Find the line containing "Type out the text in this image." in the material below; copy that line and all following lines exactly.
==================================================
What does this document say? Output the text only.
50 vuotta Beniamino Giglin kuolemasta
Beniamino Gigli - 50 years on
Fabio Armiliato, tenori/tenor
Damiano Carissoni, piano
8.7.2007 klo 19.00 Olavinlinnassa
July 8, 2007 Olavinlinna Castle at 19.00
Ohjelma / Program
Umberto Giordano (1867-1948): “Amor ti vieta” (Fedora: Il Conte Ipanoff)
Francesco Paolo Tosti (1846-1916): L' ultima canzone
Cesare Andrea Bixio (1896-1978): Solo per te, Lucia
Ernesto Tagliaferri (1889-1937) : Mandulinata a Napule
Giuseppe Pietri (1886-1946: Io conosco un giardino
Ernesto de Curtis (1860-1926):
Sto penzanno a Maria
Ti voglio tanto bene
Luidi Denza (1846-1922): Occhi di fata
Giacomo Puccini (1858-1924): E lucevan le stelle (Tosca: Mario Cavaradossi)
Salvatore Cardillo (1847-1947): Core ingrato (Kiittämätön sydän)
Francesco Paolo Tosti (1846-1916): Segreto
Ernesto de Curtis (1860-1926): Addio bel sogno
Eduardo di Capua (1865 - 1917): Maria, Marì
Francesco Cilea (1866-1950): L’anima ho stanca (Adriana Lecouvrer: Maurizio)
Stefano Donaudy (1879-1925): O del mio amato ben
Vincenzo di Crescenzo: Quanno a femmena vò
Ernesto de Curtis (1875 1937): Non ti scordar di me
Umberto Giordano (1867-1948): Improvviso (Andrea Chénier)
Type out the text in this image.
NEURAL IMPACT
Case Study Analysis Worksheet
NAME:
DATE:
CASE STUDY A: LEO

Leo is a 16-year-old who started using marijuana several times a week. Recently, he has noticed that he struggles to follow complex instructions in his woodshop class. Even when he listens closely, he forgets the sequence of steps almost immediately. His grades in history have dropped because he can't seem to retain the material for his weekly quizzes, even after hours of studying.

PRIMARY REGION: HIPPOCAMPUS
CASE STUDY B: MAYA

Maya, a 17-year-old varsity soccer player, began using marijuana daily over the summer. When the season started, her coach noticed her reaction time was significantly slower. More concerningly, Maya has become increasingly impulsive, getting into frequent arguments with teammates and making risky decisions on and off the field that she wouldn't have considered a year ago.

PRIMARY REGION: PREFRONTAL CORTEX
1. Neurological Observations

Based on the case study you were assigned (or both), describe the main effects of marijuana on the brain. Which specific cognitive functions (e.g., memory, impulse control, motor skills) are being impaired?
==================================================
FULL ANSWER –
Type out the text in this image.
NEURAL IMPACT
Case Study Analysis Worksheet
NAME:
DATE:
CASE STUDY A: LEO

Leo is a 16-year-old who started using marijuana several times a week. Recently, he has noticed that he struggles to follow complex instructions in his woodshop class. Even when he listens closely, he forgets the sequence of steps almost immediately. His grades in history have dropped because he can't seem to retain the material for his weekly quizzes, even after hours of studying.

PRIMARY REGION: HIPPOCAMPUS
CASE STUDY B: MAYA

Maya, a 17-year-old varsity soccer player, began using marijuana daily over the summer. When the season started, her coach noticed her reaction time was significantly slower. More concerningly, Maya has become increasingly impulsive, getting into frequent arguments with teammates and making risky decisions on and off the field that she wouldn't have considered a year ago.

PRIMARY REGION: PREFRONTAL CORTEX
1. Neurological Observations

Based on the case study you were assigned (or both), describe the main effects of marijuana on the brain. Which specific cognitive functions (e.g., memory, impulse control, motor skills) are being impaired?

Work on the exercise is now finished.